-- Begin INPUT MATERIAL --

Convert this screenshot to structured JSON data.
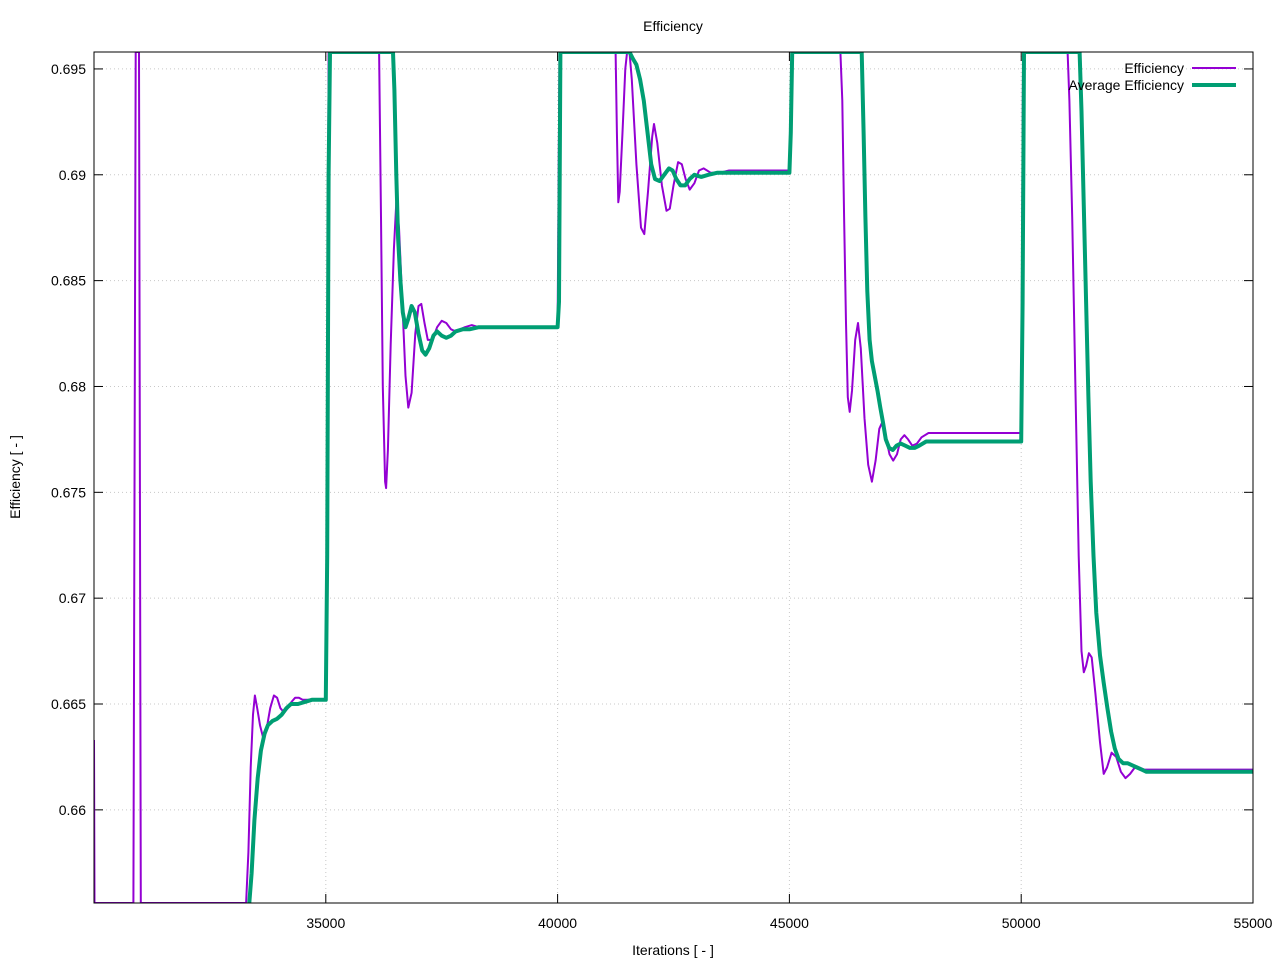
{
  "chart_data": {
    "type": "line",
    "title": "Efficiency",
    "xlabel": "Iterations [ - ]",
    "ylabel": "Efficiency [ - ]",
    "xlim": [
      30000,
      55000
    ],
    "ylim": [
      0.6556,
      0.6958
    ],
    "grid": true,
    "legend_position": "top-right",
    "x_ticks": [
      35000,
      40000,
      45000,
      50000,
      55000
    ],
    "x_tick_labels": [
      "35000",
      "40000",
      "45000",
      "50000",
      "55000"
    ],
    "y_ticks": [
      0.66,
      0.665,
      0.67,
      0.675,
      0.68,
      0.685,
      0.69,
      0.695
    ],
    "y_tick_labels": [
      "0.66",
      "0.665",
      "0.67",
      "0.675",
      "0.68",
      "0.685",
      "0.69",
      "0.695"
    ],
    "series": [
      {
        "name": "Efficiency",
        "color": "#9400d3",
        "line_width": 2,
        "points": [
          [
            30000,
            0.6633
          ],
          [
            30010,
            0.6556
          ],
          [
            30850,
            0.6556
          ],
          [
            30900,
            0.6958
          ],
          [
            30970,
            0.6958
          ],
          [
            31010,
            0.6556
          ],
          [
            33280,
            0.6556
          ],
          [
            33330,
            0.658
          ],
          [
            33380,
            0.662
          ],
          [
            33430,
            0.6645
          ],
          [
            33470,
            0.6654
          ],
          [
            33520,
            0.6648
          ],
          [
            33580,
            0.664
          ],
          [
            33650,
            0.6634
          ],
          [
            33720,
            0.6638
          ],
          [
            33800,
            0.6648
          ],
          [
            33880,
            0.6654
          ],
          [
            33950,
            0.6653
          ],
          [
            34020,
            0.6648
          ],
          [
            34100,
            0.6646
          ],
          [
            34180,
            0.6648
          ],
          [
            34260,
            0.6651
          ],
          [
            34340,
            0.6653
          ],
          [
            34420,
            0.6653
          ],
          [
            34500,
            0.6652
          ],
          [
            34600,
            0.6652
          ],
          [
            35000,
            0.6652
          ],
          [
            35030,
            0.675
          ],
          [
            35060,
            0.6958
          ],
          [
            36150,
            0.6958
          ],
          [
            36190,
            0.688
          ],
          [
            36230,
            0.68
          ],
          [
            36280,
            0.6755
          ],
          [
            36300,
            0.6752
          ],
          [
            36340,
            0.677
          ],
          [
            36400,
            0.682
          ],
          [
            36470,
            0.6865
          ],
          [
            36520,
            0.6887
          ],
          [
            36580,
            0.6875
          ],
          [
            36650,
            0.684
          ],
          [
            36720,
            0.6805
          ],
          [
            36780,
            0.679
          ],
          [
            36850,
            0.6797
          ],
          [
            36930,
            0.6825
          ],
          [
            37000,
            0.6838
          ],
          [
            37060,
            0.6839
          ],
          [
            37130,
            0.683
          ],
          [
            37200,
            0.6822
          ],
          [
            37300,
            0.6822
          ],
          [
            37400,
            0.6828
          ],
          [
            37500,
            0.6831
          ],
          [
            37600,
            0.683
          ],
          [
            37700,
            0.6827
          ],
          [
            37800,
            0.6826
          ],
          [
            37900,
            0.6827
          ],
          [
            38000,
            0.6828
          ],
          [
            38150,
            0.6829
          ],
          [
            38300,
            0.6828
          ],
          [
            38500,
            0.6828
          ],
          [
            40000,
            0.6828
          ],
          [
            40040,
            0.6958
          ],
          [
            41250,
            0.6958
          ],
          [
            41280,
            0.692
          ],
          [
            41310,
            0.6887
          ],
          [
            41340,
            0.6892
          ],
          [
            41400,
            0.692
          ],
          [
            41460,
            0.695
          ],
          [
            41500,
            0.6958
          ],
          [
            41550,
            0.6958
          ],
          [
            41600,
            0.6945
          ],
          [
            41700,
            0.6905
          ],
          [
            41800,
            0.6875
          ],
          [
            41870,
            0.6872
          ],
          [
            41950,
            0.6892
          ],
          [
            42040,
            0.6918
          ],
          [
            42080,
            0.6924
          ],
          [
            42150,
            0.6915
          ],
          [
            42250,
            0.6895
          ],
          [
            42350,
            0.6883
          ],
          [
            42420,
            0.6884
          ],
          [
            42500,
            0.6895
          ],
          [
            42600,
            0.6906
          ],
          [
            42680,
            0.6905
          ],
          [
            42760,
            0.6898
          ],
          [
            42850,
            0.6893
          ],
          [
            42950,
            0.6896
          ],
          [
            43050,
            0.6902
          ],
          [
            43150,
            0.6903
          ],
          [
            43300,
            0.6901
          ],
          [
            43500,
            0.6901
          ],
          [
            43700,
            0.6902
          ],
          [
            45000,
            0.6902
          ],
          [
            45050,
            0.6958
          ],
          [
            46100,
            0.6958
          ],
          [
            46140,
            0.6935
          ],
          [
            46180,
            0.688
          ],
          [
            46220,
            0.683
          ],
          [
            46260,
            0.6795
          ],
          [
            46300,
            0.6788
          ],
          [
            46350,
            0.6798
          ],
          [
            46420,
            0.6822
          ],
          [
            46480,
            0.683
          ],
          [
            46540,
            0.6818
          ],
          [
            46620,
            0.6785
          ],
          [
            46700,
            0.6763
          ],
          [
            46780,
            0.6755
          ],
          [
            46860,
            0.6765
          ],
          [
            46940,
            0.678
          ],
          [
            47000,
            0.6783
          ],
          [
            47080,
            0.6776
          ],
          [
            47160,
            0.6768
          ],
          [
            47240,
            0.6765
          ],
          [
            47320,
            0.6768
          ],
          [
            47400,
            0.6775
          ],
          [
            47480,
            0.6777
          ],
          [
            47560,
            0.6775
          ],
          [
            47650,
            0.6772
          ],
          [
            47750,
            0.6773
          ],
          [
            47850,
            0.6776
          ],
          [
            48000,
            0.6778
          ],
          [
            50000,
            0.6778
          ],
          [
            50040,
            0.6958
          ],
          [
            51000,
            0.6958
          ],
          [
            51040,
            0.6935
          ],
          [
            51100,
            0.688
          ],
          [
            51170,
            0.68
          ],
          [
            51240,
            0.672
          ],
          [
            51300,
            0.6675
          ],
          [
            51350,
            0.6665
          ],
          [
            51400,
            0.6668
          ],
          [
            51460,
            0.6674
          ],
          [
            51520,
            0.6672
          ],
          [
            51600,
            0.6655
          ],
          [
            51700,
            0.6632
          ],
          [
            51780,
            0.6617
          ],
          [
            51850,
            0.662
          ],
          [
            51950,
            0.6627
          ],
          [
            52050,
            0.6625
          ],
          [
            52150,
            0.6618
          ],
          [
            52250,
            0.6615
          ],
          [
            52350,
            0.6617
          ],
          [
            52450,
            0.662
          ],
          [
            52550,
            0.662
          ],
          [
            52650,
            0.6619
          ],
          [
            52800,
            0.6619
          ],
          [
            53000,
            0.6619
          ],
          [
            55000,
            0.6619
          ]
        ]
      },
      {
        "name": "Average Efficiency",
        "color": "#009e73",
        "line_width": 4,
        "points": [
          [
            33350,
            0.6556
          ],
          [
            33400,
            0.657
          ],
          [
            33460,
            0.6595
          ],
          [
            33530,
            0.6615
          ],
          [
            33600,
            0.6628
          ],
          [
            33680,
            0.6636
          ],
          [
            33750,
            0.664
          ],
          [
            33850,
            0.6642
          ],
          [
            33950,
            0.6643
          ],
          [
            34050,
            0.6645
          ],
          [
            34150,
            0.6648
          ],
          [
            34250,
            0.665
          ],
          [
            34400,
            0.665
          ],
          [
            34550,
            0.6651
          ],
          [
            34700,
            0.6652
          ],
          [
            35000,
            0.6652
          ],
          [
            35030,
            0.672
          ],
          [
            35060,
            0.69
          ],
          [
            35090,
            0.6958
          ],
          [
            36450,
            0.6958
          ],
          [
            36480,
            0.694
          ],
          [
            36520,
            0.69
          ],
          [
            36560,
            0.687
          ],
          [
            36610,
            0.685
          ],
          [
            36660,
            0.6835
          ],
          [
            36720,
            0.6828
          ],
          [
            36780,
            0.6832
          ],
          [
            36850,
            0.6838
          ],
          [
            36920,
            0.6835
          ],
          [
            37000,
            0.6825
          ],
          [
            37080,
            0.6817
          ],
          [
            37150,
            0.6815
          ],
          [
            37230,
            0.6818
          ],
          [
            37320,
            0.6824
          ],
          [
            37400,
            0.6826
          ],
          [
            37500,
            0.6824
          ],
          [
            37600,
            0.6823
          ],
          [
            37700,
            0.6824
          ],
          [
            37800,
            0.6826
          ],
          [
            37950,
            0.6827
          ],
          [
            38100,
            0.6827
          ],
          [
            38300,
            0.6828
          ],
          [
            40000,
            0.6828
          ],
          [
            40030,
            0.684
          ],
          [
            40060,
            0.6958
          ],
          [
            41550,
            0.6958
          ],
          [
            41620,
            0.6955
          ],
          [
            41700,
            0.6952
          ],
          [
            41780,
            0.6945
          ],
          [
            41860,
            0.6935
          ],
          [
            41940,
            0.692
          ],
          [
            42020,
            0.6905
          ],
          [
            42100,
            0.6898
          ],
          [
            42200,
            0.6897
          ],
          [
            42300,
            0.69
          ],
          [
            42400,
            0.6903
          ],
          [
            42480,
            0.6902
          ],
          [
            42560,
            0.6898
          ],
          [
            42650,
            0.6895
          ],
          [
            42750,
            0.6895
          ],
          [
            42850,
            0.6898
          ],
          [
            42950,
            0.69
          ],
          [
            43100,
            0.6899
          ],
          [
            43250,
            0.69
          ],
          [
            43450,
            0.6901
          ],
          [
            43700,
            0.6901
          ],
          [
            45000,
            0.6901
          ],
          [
            45030,
            0.692
          ],
          [
            45060,
            0.6958
          ],
          [
            46560,
            0.6958
          ],
          [
            46600,
            0.692
          ],
          [
            46640,
            0.688
          ],
          [
            46680,
            0.6845
          ],
          [
            46730,
            0.6822
          ],
          [
            46780,
            0.6812
          ],
          [
            46840,
            0.6805
          ],
          [
            46900,
            0.6798
          ],
          [
            46960,
            0.679
          ],
          [
            47020,
            0.6783
          ],
          [
            47080,
            0.6775
          ],
          [
            47150,
            0.6771
          ],
          [
            47230,
            0.677
          ],
          [
            47310,
            0.6772
          ],
          [
            47400,
            0.6773
          ],
          [
            47500,
            0.6772
          ],
          [
            47600,
            0.6771
          ],
          [
            47700,
            0.6771
          ],
          [
            47800,
            0.6772
          ],
          [
            47950,
            0.6774
          ],
          [
            48100,
            0.6774
          ],
          [
            50000,
            0.6774
          ],
          [
            50030,
            0.684
          ],
          [
            50060,
            0.6958
          ],
          [
            51260,
            0.6958
          ],
          [
            51300,
            0.693
          ],
          [
            51350,
            0.6885
          ],
          [
            51400,
            0.684
          ],
          [
            51450,
            0.6795
          ],
          [
            51500,
            0.6755
          ],
          [
            51560,
            0.672
          ],
          [
            51620,
            0.6693
          ],
          [
            51700,
            0.6673
          ],
          [
            51780,
            0.666
          ],
          [
            51860,
            0.6648
          ],
          [
            51940,
            0.6637
          ],
          [
            52020,
            0.6629
          ],
          [
            52100,
            0.6624
          ],
          [
            52200,
            0.6622
          ],
          [
            52300,
            0.6622
          ],
          [
            52400,
            0.6621
          ],
          [
            52500,
            0.662
          ],
          [
            52600,
            0.6619
          ],
          [
            52700,
            0.6618
          ],
          [
            52800,
            0.6618
          ],
          [
            53000,
            0.6618
          ],
          [
            55000,
            0.6618
          ]
        ]
      }
    ]
  }
}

-- End INPUT MATERIAL --

# EXERCISE:
Copy each line of the preceding data that contains the string "Efficiency".

# ANSWER IN FULL:
    "title": "Efficiency",
    "ylabel": "Efficiency [ - ]",
        "name": "Efficiency",
        "name": "Average Efficiency",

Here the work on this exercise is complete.